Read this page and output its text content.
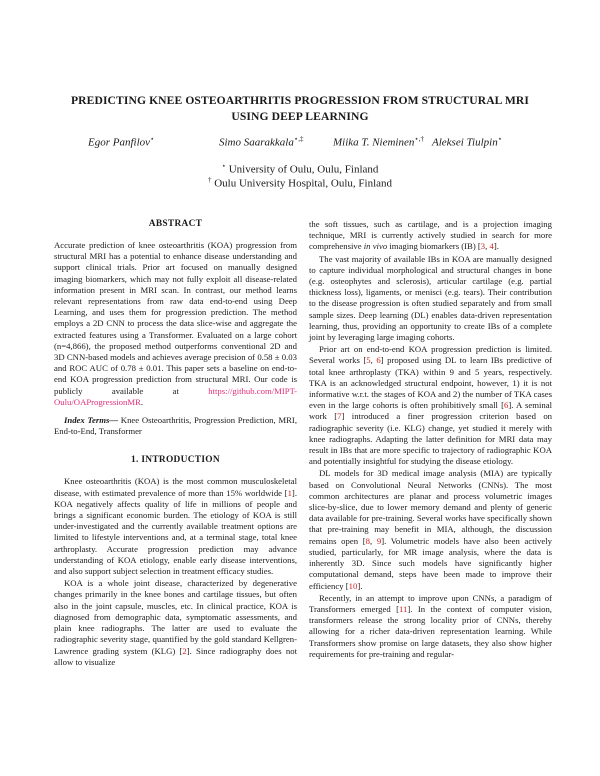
PREDICTING KNEE OSTEOARTHRITIS PROGRESSION FROM STRUCTURAL MRI USING DEEP LEARNING
Egor Panfilov⋆	Simo Saarakkala⋆,‡	Miika T. Nieminen⋆,† Aleksei Tiulpin⋆
⋆ University of Oulu, Oulu, Finland
† Oulu University Hospital, Oulu, Finland
ABSTRACT

Accurate prediction of knee osteoarthritis (KOA) progression from structural MRI has a potential to enhance disease understanding and support clinical trials. Prior art focused on manually designed imaging biomarkers, which may not fully exploit all disease-related information present in MRI scan. In contrast, our method learns relevant representations from raw data end-to-end using Deep Learning, and uses them for progression prediction. The method employs a 2D CNN to process the data slice-wise and aggregate the extracted features using a Transformer. Evaluated on a large cohort (n=4,866), the proposed method outperforms conventional 2D and 3D CNN-based models and achieves average precision of 0.58 ± 0.03 and ROC AUC of 0.78 ± 0.01. This paper sets a baseline on end-to-end KOA progression prediction from structural MRI. Our code is publicly available at https://github.com/MIPT-Oulu/OAProgressionMR.

Index Terms— Knee Osteoarthritis, Progression Prediction, MRI, End-to-End, Transformer

1. INTRODUCTION

Knee osteoarthritis (KOA) is the most common musculoskeletal disease, with estimated prevalence of more than 15% worldwide [1]. KOA negatively affects quality of life in millions of people and brings a significant economic burden. The etiology of KOA is still under-investigated and the currently available treatment options are limited to lifestyle interventions and, at a terminal stage, total knee arthroplasty. Accurate progression prediction may advance understanding of KOA etiology, enable early disease interventions, and also support subject selection in treatment efficacy studies.

KOA is a whole joint disease, characterized by degenerative changes primarily in the knee bones and cartilage tissues, but often also in the joint capsule, muscles, etc. In clinical practice, KOA is diagnosed from demographic data, symptomatic assessments, and plain knee radiographs. The latter are used to evaluate the radiographic severity stage, quantified by the gold standard Kellgren-Lawrence grading system (KLG) [2]. Since radiography does not allow to visualize

the soft tissues, such as cartilage, and is a projection imaging technique, MRI is currently actively studied in search for more comprehensive in vivo imaging biomarkers (IB) [3, 4].

The vast majority of available IBs in KOA are manually designed to capture individual morphological and structural changes in bone (e.g. osteophytes and sclerosis), articular cartilage (e.g. partial thickness loss), ligaments, or menisci (e.g. tears). Their contribution to the disease progression is often studied separately and from small sample sizes. Deep learning (DL) enables data-driven representation learning, thus, providing an opportunity to create IBs of a complete joint by leveraging large imaging cohorts.

Prior art on end-to-end KOA progression prediction is limited. Several works [5, 6] proposed using DL to learn IBs predictive of total knee arthroplasty (TKA) within 9 and 5 years, respectively. TKA is an acknowledged structural endpoint, however, 1) it is not informative w.r.t. the stages of KOA and 2) the number of TKA cases even in the large cohorts is often prohibitively small [6]. A seminal work [7] introduced a finer progression criterion based on radiographic severity (i.e. KLG) change, yet studied it merely with knee radiographs. Adapting the latter definition for MRI data may result in IBs that are more specific to trajectory of radiographic KOA and potentially insightful for studying the disease etiology.

DL models for 3D medical image analysis (MIA) are typically based on Convolutional Neural Networks (CNNs). The most common architectures are planar and process volumetric images slice-by-slice, due to lower memory demand and plenty of generic data available for pre-training. Several works have specifically shown that pre-training may benefit in MIA, although, the discussion remains open [8, 9]. Volumetric models have also been actively studied, particularly, for MR image analysis, where the data is inherently 3D. Since such models have significantly higher computational demand, steps have been made to improve their efficiency [10].

Recently, in an attempt to improve upon CNNs, a paradigm of Transformers emerged [11]. In the context of computer vision, transformers release the strong locality prior of CNNs, thereby allowing for a richer data-driven representation learning. While Transformers show promise on large datasets, they also show higher requirements for pre-training and regular-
▬▬▬▬▬▬
> **SET TASK**: Whichever lines contain the string "University", select and copy them.

> **FINISHED ANSWER**:
⋆ University of Oulu, Oulu, Finland
† Oulu University Hospital, Oulu, Finland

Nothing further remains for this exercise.